## BEGIN DATA PROVIDED
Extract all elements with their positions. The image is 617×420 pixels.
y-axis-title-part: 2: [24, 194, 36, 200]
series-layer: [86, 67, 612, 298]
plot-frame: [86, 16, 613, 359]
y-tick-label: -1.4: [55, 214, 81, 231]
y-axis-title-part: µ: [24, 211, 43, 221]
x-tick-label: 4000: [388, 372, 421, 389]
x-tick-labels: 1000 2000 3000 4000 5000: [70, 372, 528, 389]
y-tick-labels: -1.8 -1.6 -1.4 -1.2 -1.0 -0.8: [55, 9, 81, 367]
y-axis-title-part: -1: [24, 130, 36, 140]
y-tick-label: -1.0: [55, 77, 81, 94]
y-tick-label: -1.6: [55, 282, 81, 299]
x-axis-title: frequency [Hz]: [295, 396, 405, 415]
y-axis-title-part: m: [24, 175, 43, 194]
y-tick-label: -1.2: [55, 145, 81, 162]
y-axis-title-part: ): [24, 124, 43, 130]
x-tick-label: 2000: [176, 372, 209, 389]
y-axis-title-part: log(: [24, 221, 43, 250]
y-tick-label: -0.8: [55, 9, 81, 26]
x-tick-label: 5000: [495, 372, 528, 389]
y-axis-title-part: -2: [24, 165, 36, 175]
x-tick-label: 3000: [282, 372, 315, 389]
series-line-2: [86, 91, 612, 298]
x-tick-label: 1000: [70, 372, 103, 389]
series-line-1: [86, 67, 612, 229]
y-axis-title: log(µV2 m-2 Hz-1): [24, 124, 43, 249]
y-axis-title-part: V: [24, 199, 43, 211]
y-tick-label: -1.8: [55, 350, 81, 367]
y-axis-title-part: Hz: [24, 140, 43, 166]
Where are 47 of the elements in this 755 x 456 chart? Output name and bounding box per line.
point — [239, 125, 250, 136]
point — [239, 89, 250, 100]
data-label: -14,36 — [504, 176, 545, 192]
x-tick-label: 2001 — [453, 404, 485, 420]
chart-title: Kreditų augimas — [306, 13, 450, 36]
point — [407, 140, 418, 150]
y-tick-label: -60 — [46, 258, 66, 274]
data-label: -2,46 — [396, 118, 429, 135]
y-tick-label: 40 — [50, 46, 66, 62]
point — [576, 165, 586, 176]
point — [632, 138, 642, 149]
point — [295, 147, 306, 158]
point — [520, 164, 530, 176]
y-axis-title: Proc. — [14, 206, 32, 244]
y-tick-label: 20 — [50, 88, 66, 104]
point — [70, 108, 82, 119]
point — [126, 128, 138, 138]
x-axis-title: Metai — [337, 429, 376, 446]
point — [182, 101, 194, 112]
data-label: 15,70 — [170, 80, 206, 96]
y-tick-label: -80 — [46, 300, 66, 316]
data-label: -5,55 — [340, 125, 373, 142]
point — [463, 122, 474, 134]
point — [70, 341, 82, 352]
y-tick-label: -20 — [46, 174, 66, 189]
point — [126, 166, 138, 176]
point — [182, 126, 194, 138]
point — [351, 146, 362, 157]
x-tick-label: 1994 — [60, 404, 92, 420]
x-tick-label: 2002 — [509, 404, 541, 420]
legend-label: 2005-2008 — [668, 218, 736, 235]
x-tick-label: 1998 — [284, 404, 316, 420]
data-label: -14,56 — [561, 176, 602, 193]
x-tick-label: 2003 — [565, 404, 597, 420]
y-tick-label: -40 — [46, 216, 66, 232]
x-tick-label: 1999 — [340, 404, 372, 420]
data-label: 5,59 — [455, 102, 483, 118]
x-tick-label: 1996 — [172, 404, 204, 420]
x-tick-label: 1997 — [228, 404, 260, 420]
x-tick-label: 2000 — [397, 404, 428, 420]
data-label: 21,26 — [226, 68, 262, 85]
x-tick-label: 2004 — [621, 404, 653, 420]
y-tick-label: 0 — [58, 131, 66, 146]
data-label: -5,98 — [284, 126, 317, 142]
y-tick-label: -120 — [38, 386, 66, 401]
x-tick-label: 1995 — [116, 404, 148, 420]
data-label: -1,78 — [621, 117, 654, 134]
## END DATA PROVIDED
▶ [INSTRUCTIONS TO FOLLOW]: Copy all of the records above, keeping every line the same.

▶ [RESULT FOR THIS EXERCISE]:
Extract all elements with their positions. The image is 617×420 pixels.
y-axis-title-part: 2: [24, 194, 36, 200]
series-layer: [86, 67, 612, 298]
plot-frame: [86, 16, 613, 359]
y-tick-label: -1.4: [55, 214, 81, 231]
y-axis-title-part: µ: [24, 211, 43, 221]
x-tick-label: 4000: [388, 372, 421, 389]
x-tick-labels: 1000 2000 3000 4000 5000: [70, 372, 528, 389]
y-tick-labels: -1.8 -1.6 -1.4 -1.2 -1.0 -0.8: [55, 9, 81, 367]
y-axis-title-part: -1: [24, 130, 36, 140]
y-tick-label: -1.0: [55, 77, 81, 94]
y-tick-label: -1.6: [55, 282, 81, 299]
x-axis-title: frequency [Hz]: [295, 396, 405, 415]
y-axis-title-part: m: [24, 175, 43, 194]
y-tick-label: -1.2: [55, 145, 81, 162]
y-axis-title-part: ): [24, 124, 43, 130]
x-tick-label: 2000: [176, 372, 209, 389]
y-axis-title-part: log(: [24, 221, 43, 250]
y-tick-label: -0.8: [55, 9, 81, 26]
x-tick-label: 5000: [495, 372, 528, 389]
y-axis-title-part: -2: [24, 165, 36, 175]
x-tick-label: 3000: [282, 372, 315, 389]
series-line-2: [86, 91, 612, 298]
x-tick-label: 1000: [70, 372, 103, 389]
series-line-1: [86, 67, 612, 229]
y-axis-title: log(µV2 m-2 Hz-1): [24, 124, 43, 249]
y-axis-title-part: V: [24, 199, 43, 211]
y-tick-label: -1.8: [55, 350, 81, 367]
y-axis-title-part: Hz: [24, 140, 43, 166]
Where are 47 of the elements in this 755 x 456 chart? Output name and bounding box per line.
point — [239, 125, 250, 136]
point — [239, 89, 250, 100]
data-label: -14,36 — [504, 176, 545, 192]
x-tick-label: 2001 — [453, 404, 485, 420]
chart-title: Kreditų augimas — [306, 13, 450, 36]
point — [407, 140, 418, 150]
y-tick-label: -60 — [46, 258, 66, 274]
data-label: -2,46 — [396, 118, 429, 135]
y-tick-label: 40 — [50, 46, 66, 62]
point — [576, 165, 586, 176]
point — [632, 138, 642, 149]
point — [295, 147, 306, 158]
point — [520, 164, 530, 176]
y-axis-title: Proc. — [14, 206, 32, 244]
y-tick-label: 20 — [50, 88, 66, 104]
point — [70, 108, 82, 119]
point — [126, 128, 138, 138]
x-axis-title: Metai — [337, 429, 376, 446]
point — [182, 101, 194, 112]
data-label: 15,70 — [170, 80, 206, 96]
y-tick-label: -80 — [46, 300, 66, 316]
data-label: -5,55 — [340, 125, 373, 142]
point — [463, 122, 474, 134]
point — [70, 341, 82, 352]
y-tick-label: -20 — [46, 174, 66, 189]
point — [126, 166, 138, 176]
point — [182, 126, 194, 138]
point — [351, 146, 362, 157]
x-tick-label: 1994 — [60, 404, 92, 420]
x-tick-label: 2002 — [509, 404, 541, 420]
legend-label: 2005-2008 — [668, 218, 736, 235]
x-tick-label: 1998 — [284, 404, 316, 420]
data-label: -14,56 — [561, 176, 602, 193]
x-tick-label: 2003 — [565, 404, 597, 420]
y-tick-label: -40 — [46, 216, 66, 232]
x-tick-label: 1999 — [340, 404, 372, 420]
data-label: 5,59 — [455, 102, 483, 118]
x-tick-label: 1996 — [172, 404, 204, 420]
x-tick-label: 1997 — [228, 404, 260, 420]
x-tick-label: 2000 — [397, 404, 428, 420]
data-label: 21,26 — [226, 68, 262, 85]
x-tick-label: 2004 — [621, 404, 653, 420]
y-tick-label: 0 — [58, 131, 66, 146]
data-label: -5,98 — [284, 126, 317, 142]
y-tick-label: -120 — [38, 386, 66, 401]
x-tick-label: 1995 — [116, 404, 148, 420]
data-label: -1,78 — [621, 117, 654, 134]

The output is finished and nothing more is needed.